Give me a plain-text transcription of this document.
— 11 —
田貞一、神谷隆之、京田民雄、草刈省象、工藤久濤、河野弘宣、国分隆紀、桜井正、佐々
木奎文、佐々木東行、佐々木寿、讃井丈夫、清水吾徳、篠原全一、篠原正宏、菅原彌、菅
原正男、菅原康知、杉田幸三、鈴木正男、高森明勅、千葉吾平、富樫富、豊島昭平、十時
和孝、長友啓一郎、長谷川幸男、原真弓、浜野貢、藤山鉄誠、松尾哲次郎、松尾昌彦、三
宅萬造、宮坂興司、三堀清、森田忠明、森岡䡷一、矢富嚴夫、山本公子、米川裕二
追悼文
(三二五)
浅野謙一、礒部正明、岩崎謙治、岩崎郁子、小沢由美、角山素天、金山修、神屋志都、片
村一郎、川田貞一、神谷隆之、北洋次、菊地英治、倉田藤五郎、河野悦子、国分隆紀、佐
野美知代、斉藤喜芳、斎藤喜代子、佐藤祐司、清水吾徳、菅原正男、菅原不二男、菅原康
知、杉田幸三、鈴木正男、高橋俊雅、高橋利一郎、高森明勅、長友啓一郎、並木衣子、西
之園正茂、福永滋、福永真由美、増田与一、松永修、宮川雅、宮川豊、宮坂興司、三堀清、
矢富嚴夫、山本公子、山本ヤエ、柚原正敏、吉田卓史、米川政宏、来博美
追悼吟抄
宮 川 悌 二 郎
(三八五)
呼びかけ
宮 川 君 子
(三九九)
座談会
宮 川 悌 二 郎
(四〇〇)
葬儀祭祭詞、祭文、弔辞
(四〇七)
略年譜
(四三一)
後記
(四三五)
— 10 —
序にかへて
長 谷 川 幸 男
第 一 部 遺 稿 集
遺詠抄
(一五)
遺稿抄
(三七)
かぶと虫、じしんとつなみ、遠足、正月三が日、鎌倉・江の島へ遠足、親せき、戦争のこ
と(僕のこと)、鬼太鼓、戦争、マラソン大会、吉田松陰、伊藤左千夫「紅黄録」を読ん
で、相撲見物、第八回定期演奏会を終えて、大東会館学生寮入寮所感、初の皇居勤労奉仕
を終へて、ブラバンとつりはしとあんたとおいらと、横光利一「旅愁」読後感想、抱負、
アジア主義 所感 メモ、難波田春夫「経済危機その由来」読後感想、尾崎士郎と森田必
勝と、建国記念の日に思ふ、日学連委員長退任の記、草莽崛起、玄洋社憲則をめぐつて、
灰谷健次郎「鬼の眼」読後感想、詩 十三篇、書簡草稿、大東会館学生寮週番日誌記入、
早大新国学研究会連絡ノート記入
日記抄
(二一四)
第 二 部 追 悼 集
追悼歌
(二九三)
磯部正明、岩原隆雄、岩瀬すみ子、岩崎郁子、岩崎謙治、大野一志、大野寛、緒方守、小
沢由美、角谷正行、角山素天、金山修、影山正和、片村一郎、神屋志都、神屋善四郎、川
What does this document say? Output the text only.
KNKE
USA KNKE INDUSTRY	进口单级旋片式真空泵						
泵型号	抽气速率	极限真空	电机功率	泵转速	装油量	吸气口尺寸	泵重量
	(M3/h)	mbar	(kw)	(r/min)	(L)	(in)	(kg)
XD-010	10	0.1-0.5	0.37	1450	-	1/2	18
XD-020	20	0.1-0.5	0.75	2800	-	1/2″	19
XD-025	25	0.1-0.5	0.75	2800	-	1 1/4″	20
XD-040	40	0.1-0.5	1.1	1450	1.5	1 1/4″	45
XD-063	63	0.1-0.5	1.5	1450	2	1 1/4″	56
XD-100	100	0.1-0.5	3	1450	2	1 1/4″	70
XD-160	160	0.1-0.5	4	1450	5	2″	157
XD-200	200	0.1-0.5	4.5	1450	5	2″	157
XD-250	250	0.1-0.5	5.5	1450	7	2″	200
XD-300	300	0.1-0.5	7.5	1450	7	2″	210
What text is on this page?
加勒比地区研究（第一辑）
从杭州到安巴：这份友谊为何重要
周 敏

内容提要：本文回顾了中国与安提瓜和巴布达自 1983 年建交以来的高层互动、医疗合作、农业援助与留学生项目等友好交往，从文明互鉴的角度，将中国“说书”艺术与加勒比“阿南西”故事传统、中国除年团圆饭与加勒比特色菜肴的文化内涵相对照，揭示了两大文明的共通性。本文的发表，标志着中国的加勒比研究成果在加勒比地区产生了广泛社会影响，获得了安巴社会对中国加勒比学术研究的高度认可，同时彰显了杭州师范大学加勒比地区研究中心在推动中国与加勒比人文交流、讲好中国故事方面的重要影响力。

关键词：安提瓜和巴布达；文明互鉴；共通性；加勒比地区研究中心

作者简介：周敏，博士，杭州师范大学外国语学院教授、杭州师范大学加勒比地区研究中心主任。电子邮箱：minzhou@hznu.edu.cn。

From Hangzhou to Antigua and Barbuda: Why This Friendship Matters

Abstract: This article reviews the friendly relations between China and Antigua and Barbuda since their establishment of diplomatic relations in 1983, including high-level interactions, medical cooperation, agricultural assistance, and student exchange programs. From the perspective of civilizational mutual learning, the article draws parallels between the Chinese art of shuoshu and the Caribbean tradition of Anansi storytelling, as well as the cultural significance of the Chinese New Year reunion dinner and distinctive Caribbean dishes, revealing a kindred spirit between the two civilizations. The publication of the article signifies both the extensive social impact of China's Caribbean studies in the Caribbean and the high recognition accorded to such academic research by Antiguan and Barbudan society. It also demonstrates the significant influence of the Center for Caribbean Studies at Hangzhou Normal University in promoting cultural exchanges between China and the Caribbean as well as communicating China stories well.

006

___

» **What you need to do**
Write only the number of lines that include "角山素天".

» **Written solution**
2